§ **SUPPLIED INFORMATION**:
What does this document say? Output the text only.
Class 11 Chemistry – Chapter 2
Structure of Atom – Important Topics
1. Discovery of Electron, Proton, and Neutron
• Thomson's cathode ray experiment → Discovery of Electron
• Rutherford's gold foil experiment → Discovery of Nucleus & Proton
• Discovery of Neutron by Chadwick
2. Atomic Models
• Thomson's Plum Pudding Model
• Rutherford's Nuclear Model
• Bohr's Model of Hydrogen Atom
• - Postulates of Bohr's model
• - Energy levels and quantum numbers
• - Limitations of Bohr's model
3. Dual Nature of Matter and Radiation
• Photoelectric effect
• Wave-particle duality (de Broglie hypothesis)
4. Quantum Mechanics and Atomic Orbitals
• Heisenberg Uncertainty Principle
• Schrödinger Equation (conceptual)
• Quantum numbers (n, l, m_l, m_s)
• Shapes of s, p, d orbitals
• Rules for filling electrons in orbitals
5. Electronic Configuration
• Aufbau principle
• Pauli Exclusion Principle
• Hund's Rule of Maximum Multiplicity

§ **SHORT PROBLEM**: Of the lines in the data, how many contain the word "Neutron"? Provide the number and nothing further.

§ **TASK ANSWER**: 2